Supplied material:
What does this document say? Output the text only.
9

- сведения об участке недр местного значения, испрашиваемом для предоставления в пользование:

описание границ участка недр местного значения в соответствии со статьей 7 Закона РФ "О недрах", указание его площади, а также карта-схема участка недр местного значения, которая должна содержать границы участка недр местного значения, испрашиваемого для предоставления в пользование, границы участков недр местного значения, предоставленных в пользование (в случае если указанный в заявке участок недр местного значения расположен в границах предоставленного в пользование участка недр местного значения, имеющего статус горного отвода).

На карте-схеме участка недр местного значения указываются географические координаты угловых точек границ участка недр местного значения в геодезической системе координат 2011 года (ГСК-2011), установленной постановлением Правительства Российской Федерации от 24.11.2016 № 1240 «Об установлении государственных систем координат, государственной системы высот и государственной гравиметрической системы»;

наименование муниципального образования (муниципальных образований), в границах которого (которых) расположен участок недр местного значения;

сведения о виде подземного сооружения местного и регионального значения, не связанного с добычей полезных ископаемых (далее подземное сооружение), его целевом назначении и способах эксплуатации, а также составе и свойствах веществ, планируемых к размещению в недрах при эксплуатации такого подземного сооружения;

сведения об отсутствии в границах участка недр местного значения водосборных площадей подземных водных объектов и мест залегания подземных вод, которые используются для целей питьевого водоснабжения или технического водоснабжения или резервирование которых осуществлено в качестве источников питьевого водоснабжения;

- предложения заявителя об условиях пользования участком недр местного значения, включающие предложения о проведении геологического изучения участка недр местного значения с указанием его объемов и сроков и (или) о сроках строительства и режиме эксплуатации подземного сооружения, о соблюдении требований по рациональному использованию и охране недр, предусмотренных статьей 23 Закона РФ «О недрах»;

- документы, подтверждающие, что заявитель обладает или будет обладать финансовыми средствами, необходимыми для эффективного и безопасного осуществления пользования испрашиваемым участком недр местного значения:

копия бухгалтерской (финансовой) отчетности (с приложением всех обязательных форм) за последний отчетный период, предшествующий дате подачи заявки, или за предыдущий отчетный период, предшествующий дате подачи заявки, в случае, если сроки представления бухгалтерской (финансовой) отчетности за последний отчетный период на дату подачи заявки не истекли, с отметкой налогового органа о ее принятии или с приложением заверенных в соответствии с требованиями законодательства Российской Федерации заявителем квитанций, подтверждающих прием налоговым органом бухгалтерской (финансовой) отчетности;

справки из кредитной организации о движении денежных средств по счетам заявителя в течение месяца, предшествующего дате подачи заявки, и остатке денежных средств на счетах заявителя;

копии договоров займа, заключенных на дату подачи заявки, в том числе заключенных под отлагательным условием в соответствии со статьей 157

Problem to work on: Isolate each line of the listing above that includes "подземного". Copy it.

Reply:
сведения о виде подземного сооружения местного и регионального значения, не связанного с добычей полезных ископаемых (далее подземное сооружение), его целевом назначении и способах эксплуатации, а также составе и свойствах веществ, планируемых к размещению в недрах при эксплуатации такого подземного сооружения;
- предложения заявителя об условиях пользования участком недр местного значения, включающие предложения о проведении геологического изучения участка недр местного значения с указанием его объемов и сроков и (или) о сроках строительства и режиме эксплуатации подземного сооружения, о соблюдении требований по рациональному использованию и охране недр, предусмотренных статьей 23 Закона РФ «О недрах»;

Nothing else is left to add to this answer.